Exercise brief
Copy the entries below, substituting "scatter-point" for each occurrence of "data-point" and keeping everything else the same.

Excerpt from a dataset
□ □ □ □ □ □ □
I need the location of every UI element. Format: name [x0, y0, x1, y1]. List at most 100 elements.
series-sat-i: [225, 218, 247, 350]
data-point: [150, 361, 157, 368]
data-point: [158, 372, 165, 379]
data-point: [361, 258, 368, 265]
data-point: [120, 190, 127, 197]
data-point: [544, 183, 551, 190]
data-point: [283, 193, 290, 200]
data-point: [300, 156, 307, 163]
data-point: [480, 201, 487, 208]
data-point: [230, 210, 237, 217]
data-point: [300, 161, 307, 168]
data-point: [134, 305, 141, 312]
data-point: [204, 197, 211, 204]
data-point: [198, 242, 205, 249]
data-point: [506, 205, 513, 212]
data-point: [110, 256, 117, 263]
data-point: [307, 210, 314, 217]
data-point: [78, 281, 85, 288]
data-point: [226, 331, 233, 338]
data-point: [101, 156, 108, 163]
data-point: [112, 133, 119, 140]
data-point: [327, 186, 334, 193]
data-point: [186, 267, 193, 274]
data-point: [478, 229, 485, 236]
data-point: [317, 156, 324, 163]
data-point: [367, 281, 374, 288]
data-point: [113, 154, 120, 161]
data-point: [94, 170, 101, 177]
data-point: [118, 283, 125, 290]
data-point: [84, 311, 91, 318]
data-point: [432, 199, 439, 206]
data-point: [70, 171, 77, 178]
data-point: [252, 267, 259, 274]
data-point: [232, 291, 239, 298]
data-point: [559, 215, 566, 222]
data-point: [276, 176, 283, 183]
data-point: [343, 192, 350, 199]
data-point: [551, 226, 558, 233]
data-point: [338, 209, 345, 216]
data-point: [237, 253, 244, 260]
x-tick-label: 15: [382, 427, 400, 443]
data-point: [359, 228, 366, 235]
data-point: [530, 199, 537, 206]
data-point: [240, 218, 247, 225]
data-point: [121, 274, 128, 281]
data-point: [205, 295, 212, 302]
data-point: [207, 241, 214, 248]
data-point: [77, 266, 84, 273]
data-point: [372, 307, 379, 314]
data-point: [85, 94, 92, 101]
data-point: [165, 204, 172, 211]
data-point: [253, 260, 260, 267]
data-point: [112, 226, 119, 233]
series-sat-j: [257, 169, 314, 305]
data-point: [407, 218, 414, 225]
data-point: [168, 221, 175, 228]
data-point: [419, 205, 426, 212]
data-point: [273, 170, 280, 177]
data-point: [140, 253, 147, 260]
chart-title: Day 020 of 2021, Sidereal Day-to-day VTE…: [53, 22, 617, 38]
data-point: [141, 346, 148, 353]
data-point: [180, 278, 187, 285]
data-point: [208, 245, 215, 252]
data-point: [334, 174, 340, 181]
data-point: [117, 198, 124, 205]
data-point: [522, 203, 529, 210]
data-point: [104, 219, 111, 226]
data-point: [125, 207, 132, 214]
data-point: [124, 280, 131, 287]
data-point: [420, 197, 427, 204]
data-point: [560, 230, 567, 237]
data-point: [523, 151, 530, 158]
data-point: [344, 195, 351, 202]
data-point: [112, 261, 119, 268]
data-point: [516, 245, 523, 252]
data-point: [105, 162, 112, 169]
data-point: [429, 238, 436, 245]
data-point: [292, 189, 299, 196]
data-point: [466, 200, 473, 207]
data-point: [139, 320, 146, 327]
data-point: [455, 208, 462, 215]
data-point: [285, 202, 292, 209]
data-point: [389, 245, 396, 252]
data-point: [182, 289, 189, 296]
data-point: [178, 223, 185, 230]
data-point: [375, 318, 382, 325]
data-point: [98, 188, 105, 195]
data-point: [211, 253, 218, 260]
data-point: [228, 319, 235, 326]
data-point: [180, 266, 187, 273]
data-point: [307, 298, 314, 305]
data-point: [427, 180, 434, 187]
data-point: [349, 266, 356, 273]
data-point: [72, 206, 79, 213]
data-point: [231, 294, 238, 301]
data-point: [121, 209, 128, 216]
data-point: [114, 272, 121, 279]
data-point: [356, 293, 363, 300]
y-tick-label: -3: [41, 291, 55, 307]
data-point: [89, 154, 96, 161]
□ □ □ □ □ □ □
Problem solution
I need the location of every UI element. Format: name [x0, y0, x1, y1]. List at most 100 elements.
series-sat-i: [225, 218, 247, 350]
scatter-point: [150, 361, 157, 368]
scatter-point: [158, 372, 165, 379]
scatter-point: [361, 258, 368, 265]
scatter-point: [120, 190, 127, 197]
scatter-point: [544, 183, 551, 190]
scatter-point: [283, 193, 290, 200]
scatter-point: [300, 156, 307, 163]
scatter-point: [480, 201, 487, 208]
scatter-point: [230, 210, 237, 217]
scatter-point: [300, 161, 307, 168]
scatter-point: [134, 305, 141, 312]
scatter-point: [204, 197, 211, 204]
scatter-point: [198, 242, 205, 249]
scatter-point: [506, 205, 513, 212]
scatter-point: [110, 256, 117, 263]
scatter-point: [307, 210, 314, 217]
scatter-point: [78, 281, 85, 288]
scatter-point: [226, 331, 233, 338]
scatter-point: [101, 156, 108, 163]
scatter-point: [112, 133, 119, 140]
scatter-point: [327, 186, 334, 193]
scatter-point: [186, 267, 193, 274]
scatter-point: [478, 229, 485, 236]
scatter-point: [317, 156, 324, 163]
scatter-point: [367, 281, 374, 288]
scatter-point: [113, 154, 120, 161]
scatter-point: [94, 170, 101, 177]
scatter-point: [118, 283, 125, 290]
scatter-point: [84, 311, 91, 318]
scatter-point: [432, 199, 439, 206]
scatter-point: [70, 171, 77, 178]
scatter-point: [252, 267, 259, 274]
scatter-point: [232, 291, 239, 298]
scatter-point: [559, 215, 566, 222]
scatter-point: [276, 176, 283, 183]
scatter-point: [343, 192, 350, 199]
scatter-point: [551, 226, 558, 233]
scatter-point: [338, 209, 345, 216]
scatter-point: [237, 253, 244, 260]
x-tick-label: 15: [382, 427, 400, 443]
scatter-point: [359, 228, 366, 235]
scatter-point: [530, 199, 537, 206]
scatter-point: [240, 218, 247, 225]
scatter-point: [121, 274, 128, 281]
scatter-point: [205, 295, 212, 302]
scatter-point: [207, 241, 214, 248]
scatter-point: [77, 266, 84, 273]
scatter-point: [372, 307, 379, 314]
scatter-point: [85, 94, 92, 101]
scatter-point: [165, 204, 172, 211]
scatter-point: [253, 260, 260, 267]
scatter-point: [112, 226, 119, 233]
series-sat-j: [257, 169, 314, 305]
scatter-point: [407, 218, 414, 225]
scatter-point: [168, 221, 175, 228]
scatter-point: [419, 205, 426, 212]
scatter-point: [273, 170, 280, 177]
scatter-point: [140, 253, 147, 260]
chart-title: Day 020 of 2021, Sidereal Day-to-day VTE…: [53, 22, 617, 38]
scatter-point: [141, 346, 148, 353]
scatter-point: [180, 278, 187, 285]
scatter-point: [208, 245, 215, 252]
scatter-point: [334, 174, 340, 181]
scatter-point: [117, 198, 124, 205]
scatter-point: [522, 203, 529, 210]
scatter-point: [104, 219, 111, 226]
scatter-point: [125, 207, 132, 214]
scatter-point: [124, 280, 131, 287]
scatter-point: [420, 197, 427, 204]
scatter-point: [560, 230, 567, 237]
scatter-point: [523, 151, 530, 158]
scatter-point: [344, 195, 351, 202]
scatter-point: [112, 261, 119, 268]
scatter-point: [516, 245, 523, 252]
scatter-point: [105, 162, 112, 169]
scatter-point: [429, 238, 436, 245]
scatter-point: [292, 189, 299, 196]
scatter-point: [466, 200, 473, 207]
scatter-point: [139, 320, 146, 327]
scatter-point: [455, 208, 462, 215]
scatter-point: [285, 202, 292, 209]
scatter-point: [389, 245, 396, 252]
scatter-point: [182, 289, 189, 296]
scatter-point: [178, 223, 185, 230]
scatter-point: [375, 318, 382, 325]
scatter-point: [98, 188, 105, 195]
scatter-point: [211, 253, 218, 260]
scatter-point: [228, 319, 235, 326]
scatter-point: [180, 266, 187, 273]
scatter-point: [307, 298, 314, 305]
scatter-point: [427, 180, 434, 187]
scatter-point: [349, 266, 356, 273]
scatter-point: [72, 206, 79, 213]
scatter-point: [231, 294, 238, 301]
scatter-point: [121, 209, 128, 216]
scatter-point: [114, 272, 121, 279]
scatter-point: [356, 293, 363, 300]
y-tick-label: -3: [41, 291, 55, 307]
scatter-point: [89, 154, 96, 161]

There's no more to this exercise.